# RECORD EXTRACTS:
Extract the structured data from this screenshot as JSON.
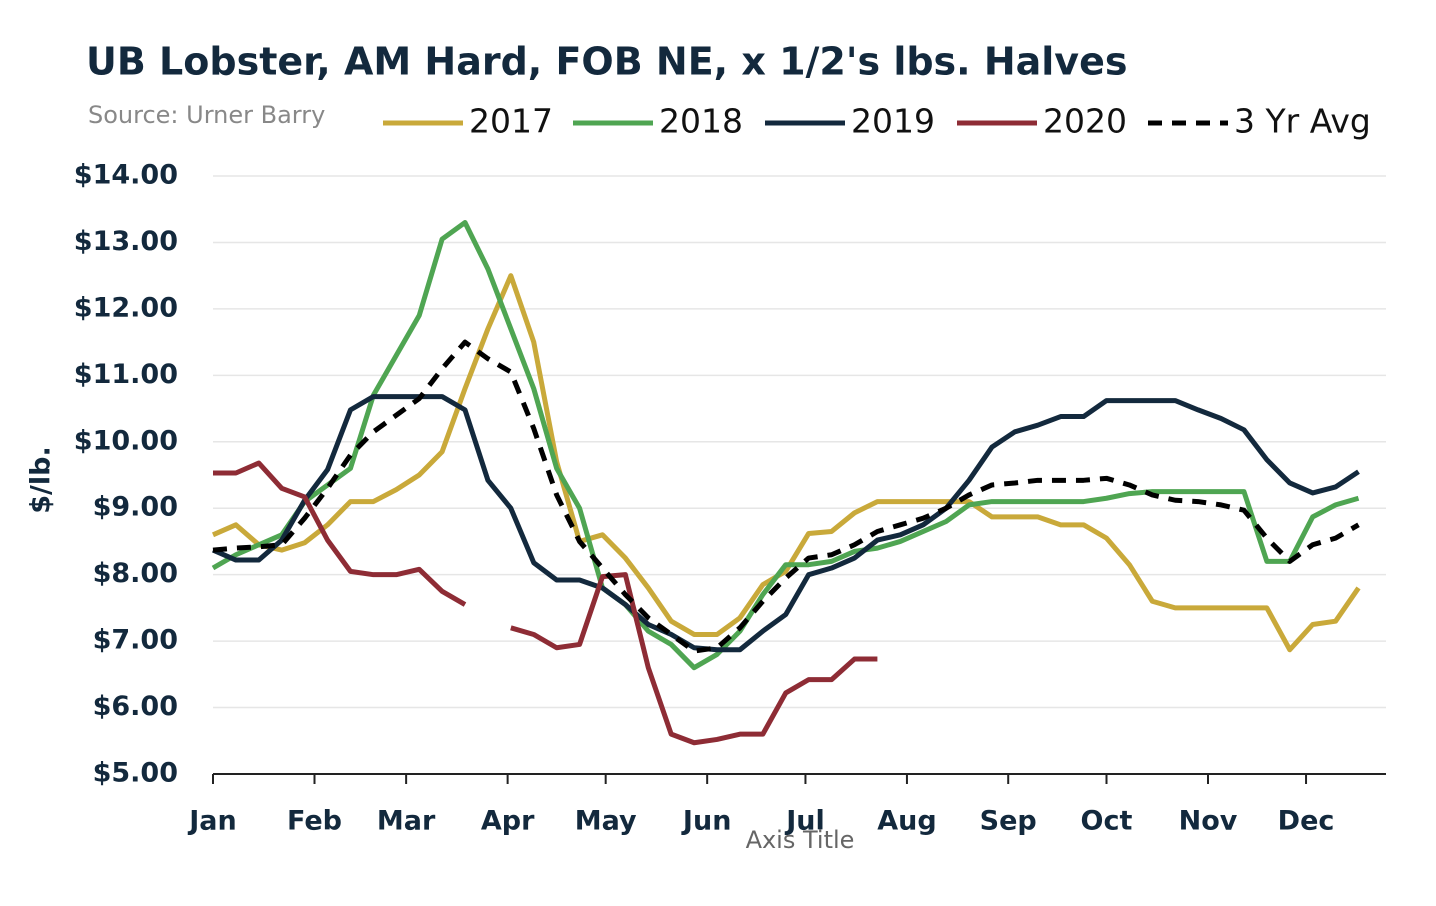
{
  "chart_data": {
    "type": "line",
    "title": "UB Lobster, AM Hard, FOB NE, x 1/2's lbs. Halves",
    "subtitle": "Source: Urner Barry",
    "x_axis_label": "Axis Title",
    "y_axis_label": "$/lb.",
    "x": [
      0,
      1,
      2,
      3,
      4,
      5,
      6,
      7,
      8,
      9,
      10,
      11,
      12,
      13,
      14,
      15,
      16,
      17,
      18,
      19,
      20,
      21,
      22,
      23,
      24,
      25,
      26,
      27,
      28,
      29,
      30,
      31,
      32,
      33,
      34,
      35,
      36,
      37,
      38,
      39,
      40,
      41,
      42,
      43,
      44,
      45,
      46,
      47,
      48,
      49,
      50
    ],
    "xlim": [
      0,
      51.2
    ],
    "xticks": [
      {
        "value": 0,
        "label": "Jan"
      },
      {
        "value": 4.43,
        "label": "Feb"
      },
      {
        "value": 8.43,
        "label": "Mar"
      },
      {
        "value": 12.86,
        "label": "Apr"
      },
      {
        "value": 17.14,
        "label": "May"
      },
      {
        "value": 21.57,
        "label": "Jun"
      },
      {
        "value": 25.86,
        "label": "Jul"
      },
      {
        "value": 30.29,
        "label": "Aug"
      },
      {
        "value": 34.71,
        "label": "Sep"
      },
      {
        "value": 39,
        "label": "Oct"
      },
      {
        "value": 43.43,
        "label": "Nov"
      },
      {
        "value": 47.71,
        "label": "Dec"
      }
    ],
    "ylim": [
      5,
      14
    ],
    "yticks": [
      {
        "value": 5,
        "label": "$5.00"
      },
      {
        "value": 6,
        "label": "$6.00"
      },
      {
        "value": 7,
        "label": "$7.00"
      },
      {
        "value": 8,
        "label": "$8.00"
      },
      {
        "value": 9,
        "label": "$9.00"
      },
      {
        "value": 10,
        "label": "$10.00"
      },
      {
        "value": 11,
        "label": "$11.00"
      },
      {
        "value": 12,
        "label": "$12.00"
      },
      {
        "value": 13,
        "label": "$13.00"
      },
      {
        "value": 14,
        "label": "$14.00"
      }
    ],
    "grid": true,
    "legend": "top",
    "series": [
      {
        "name": "2017",
        "color": "#c9a93a",
        "dash": false,
        "values": [
          8.6,
          8.75,
          8.45,
          8.37,
          8.48,
          8.75,
          9.1,
          9.1,
          9.28,
          9.5,
          9.85,
          10.8,
          11.7,
          12.5,
          11.5,
          9.7,
          8.5,
          8.6,
          8.25,
          7.8,
          7.3,
          7.1,
          7.1,
          7.35,
          7.85,
          8.05,
          8.62,
          8.65,
          8.93,
          9.1,
          9.1,
          9.1,
          9.1,
          9.1,
          8.87,
          8.87,
          8.87,
          8.75,
          8.75,
          8.55,
          8.15,
          7.6,
          7.5,
          7.5,
          7.5,
          7.5,
          7.5,
          6.87,
          7.25,
          7.3,
          7.8
        ]
      },
      {
        "name": "2018",
        "color": "#4fa552",
        "dash": false,
        "values": [
          8.1,
          8.3,
          8.45,
          8.6,
          9.1,
          9.35,
          9.6,
          10.7,
          11.3,
          11.9,
          13.05,
          13.3,
          12.6,
          11.7,
          10.8,
          9.6,
          9.0,
          7.8,
          7.55,
          7.15,
          6.95,
          6.6,
          6.8,
          7.15,
          7.7,
          8.15,
          8.15,
          8.2,
          8.35,
          8.4,
          8.5,
          8.65,
          8.8,
          9.05,
          9.1,
          9.1,
          9.1,
          9.1,
          9.1,
          9.15,
          9.22,
          9.25,
          9.25,
          9.25,
          9.25,
          9.25,
          8.2,
          8.2,
          8.87,
          9.05,
          9.15
        ]
      },
      {
        "name": "2019",
        "color": "#13293d",
        "dash": false,
        "values": [
          8.37,
          8.22,
          8.22,
          8.52,
          9.12,
          9.58,
          10.48,
          10.68,
          10.68,
          10.68,
          10.68,
          10.48,
          9.42,
          9.0,
          8.18,
          7.92,
          7.92,
          7.8,
          7.55,
          7.25,
          7.1,
          6.9,
          6.87,
          6.87,
          7.15,
          7.4,
          8.0,
          8.1,
          8.25,
          8.52,
          8.6,
          8.75,
          9.0,
          9.42,
          9.92,
          10.15,
          10.25,
          10.38,
          10.38,
          10.62,
          10.62,
          10.62,
          10.62,
          10.48,
          10.35,
          10.18,
          9.73,
          9.38,
          9.23,
          9.32,
          9.55
        ]
      },
      {
        "name": "2020",
        "color": "#8e2c35",
        "dash": false,
        "values": [
          9.53,
          9.53,
          9.68,
          9.3,
          9.17,
          8.52,
          8.05,
          8.0,
          8.0,
          8.08,
          7.75,
          7.55,
          null,
          7.2,
          7.1,
          6.9,
          6.95,
          7.97,
          8.0,
          6.6,
          5.6,
          5.47,
          5.52,
          5.6,
          5.6,
          6.22,
          6.42,
          6.42,
          6.73,
          6.73,
          null,
          null,
          null,
          null,
          null,
          null,
          null,
          null,
          null,
          null,
          null,
          null,
          null,
          null,
          null,
          null,
          null,
          null,
          null,
          null,
          null
        ]
      },
      {
        "name": "3 Yr Avg",
        "color": "#000000",
        "dash": true,
        "values": [
          8.37,
          8.4,
          8.42,
          8.45,
          8.85,
          9.3,
          9.8,
          10.15,
          10.4,
          10.65,
          11.1,
          11.5,
          11.25,
          11.05,
          10.2,
          9.2,
          8.5,
          8.1,
          7.7,
          7.35,
          7.1,
          6.85,
          6.9,
          7.2,
          7.6,
          7.95,
          8.25,
          8.3,
          8.45,
          8.65,
          8.75,
          8.85,
          9.0,
          9.2,
          9.35,
          9.38,
          9.42,
          9.42,
          9.42,
          9.45,
          9.35,
          9.2,
          9.12,
          9.1,
          9.05,
          8.97,
          8.55,
          8.2,
          8.45,
          8.55,
          8.75
        ]
      }
    ]
  }
}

# JOB:
Output the records above exactly as they are, leaving out the pictures.

# OUTPUT OF THE TASK:
Extract the structured data from this screenshot as JSON.
{
  "chart_data": {
    "type": "line",
    "title": "UB Lobster, AM Hard, FOB NE, x 1/2's lbs. Halves",
    "subtitle": "Source: Urner Barry",
    "x_axis_label": "Axis Title",
    "y_axis_label": "$/lb.",
    "x": [
      0,
      1,
      2,
      3,
      4,
      5,
      6,
      7,
      8,
      9,
      10,
      11,
      12,
      13,
      14,
      15,
      16,
      17,
      18,
      19,
      20,
      21,
      22,
      23,
      24,
      25,
      26,
      27,
      28,
      29,
      30,
      31,
      32,
      33,
      34,
      35,
      36,
      37,
      38,
      39,
      40,
      41,
      42,
      43,
      44,
      45,
      46,
      47,
      48,
      49,
      50
    ],
    "xlim": [
      0,
      51.2
    ],
    "xticks": [
      {
        "value": 0,
        "label": "Jan"
      },
      {
        "value": 4.43,
        "label": "Feb"
      },
      {
        "value": 8.43,
        "label": "Mar"
      },
      {
        "value": 12.86,
        "label": "Apr"
      },
      {
        "value": 17.14,
        "label": "May"
      },
      {
        "value": 21.57,
        "label": "Jun"
      },
      {
        "value": 25.86,
        "label": "Jul"
      },
      {
        "value": 30.29,
        "label": "Aug"
      },
      {
        "value": 34.71,
        "label": "Sep"
      },
      {
        "value": 39,
        "label": "Oct"
      },
      {
        "value": 43.43,
        "label": "Nov"
      },
      {
        "value": 47.71,
        "label": "Dec"
      }
    ],
    "ylim": [
      5,
      14
    ],
    "yticks": [
      {
        "value": 5,
        "label": "$5.00"
      },
      {
        "value": 6,
        "label": "$6.00"
      },
      {
        "value": 7,
        "label": "$7.00"
      },
      {
        "value": 8,
        "label": "$8.00"
      },
      {
        "value": 9,
        "label": "$9.00"
      },
      {
        "value": 10,
        "label": "$10.00"
      },
      {
        "value": 11,
        "label": "$11.00"
      },
      {
        "value": 12,
        "label": "$12.00"
      },
      {
        "value": 13,
        "label": "$13.00"
      },
      {
        "value": 14,
        "label": "$14.00"
      }
    ],
    "grid": true,
    "legend": "top",
    "series": [
      {
        "name": "2017",
        "color": "#c9a93a",
        "dash": false,
        "values": [
          8.6,
          8.75,
          8.45,
          8.37,
          8.48,
          8.75,
          9.1,
          9.1,
          9.28,
          9.5,
          9.85,
          10.8,
          11.7,
          12.5,
          11.5,
          9.7,
          8.5,
          8.6,
          8.25,
          7.8,
          7.3,
          7.1,
          7.1,
          7.35,
          7.85,
          8.05,
          8.62,
          8.65,
          8.93,
          9.1,
          9.1,
          9.1,
          9.1,
          9.1,
          8.87,
          8.87,
          8.87,
          8.75,
          8.75,
          8.55,
          8.15,
          7.6,
          7.5,
          7.5,
          7.5,
          7.5,
          7.5,
          6.87,
          7.25,
          7.3,
          7.8
        ]
      },
      {
        "name": "2018",
        "color": "#4fa552",
        "dash": false,
        "values": [
          8.1,
          8.3,
          8.45,
          8.6,
          9.1,
          9.35,
          9.6,
          10.7,
          11.3,
          11.9,
          13.05,
          13.3,
          12.6,
          11.7,
          10.8,
          9.6,
          9.0,
          7.8,
          7.55,
          7.15,
          6.95,
          6.6,
          6.8,
          7.15,
          7.7,
          8.15,
          8.15,
          8.2,
          8.35,
          8.4,
          8.5,
          8.65,
          8.8,
          9.05,
          9.1,
          9.1,
          9.1,
          9.1,
          9.1,
          9.15,
          9.22,
          9.25,
          9.25,
          9.25,
          9.25,
          9.25,
          8.2,
          8.2,
          8.87,
          9.05,
          9.15
        ]
      },
      {
        "name": "2019",
        "color": "#13293d",
        "dash": false,
        "values": [
          8.37,
          8.22,
          8.22,
          8.52,
          9.12,
          9.58,
          10.48,
          10.68,
          10.68,
          10.68,
          10.68,
          10.48,
          9.42,
          9.0,
          8.18,
          7.92,
          7.92,
          7.8,
          7.55,
          7.25,
          7.1,
          6.9,
          6.87,
          6.87,
          7.15,
          7.4,
          8.0,
          8.1,
          8.25,
          8.52,
          8.6,
          8.75,
          9.0,
          9.42,
          9.92,
          10.15,
          10.25,
          10.38,
          10.38,
          10.62,
          10.62,
          10.62,
          10.62,
          10.48,
          10.35,
          10.18,
          9.73,
          9.38,
          9.23,
          9.32,
          9.55
        ]
      },
      {
        "name": "2020",
        "color": "#8e2c35",
        "dash": false,
        "values": [
          9.53,
          9.53,
          9.68,
          9.3,
          9.17,
          8.52,
          8.05,
          8.0,
          8.0,
          8.08,
          7.75,
          7.55,
          null,
          7.2,
          7.1,
          6.9,
          6.95,
          7.97,
          8.0,
          6.6,
          5.6,
          5.47,
          5.52,
          5.6,
          5.6,
          6.22,
          6.42,
          6.42,
          6.73,
          6.73,
          null,
          null,
          null,
          null,
          null,
          null,
          null,
          null,
          null,
          null,
          null,
          null,
          null,
          null,
          null,
          null,
          null,
          null,
          null,
          null,
          null
        ]
      },
      {
        "name": "3 Yr Avg",
        "color": "#000000",
        "dash": true,
        "values": [
          8.37,
          8.4,
          8.42,
          8.45,
          8.85,
          9.3,
          9.8,
          10.15,
          10.4,
          10.65,
          11.1,
          11.5,
          11.25,
          11.05,
          10.2,
          9.2,
          8.5,
          8.1,
          7.7,
          7.35,
          7.1,
          6.85,
          6.9,
          7.2,
          7.6,
          7.95,
          8.25,
          8.3,
          8.45,
          8.65,
          8.75,
          8.85,
          9.0,
          9.2,
          9.35,
          9.38,
          9.42,
          9.42,
          9.42,
          9.45,
          9.35,
          9.2,
          9.12,
          9.1,
          9.05,
          8.97,
          8.55,
          8.2,
          8.45,
          8.55,
          8.75
        ]
      }
    ]
  }
}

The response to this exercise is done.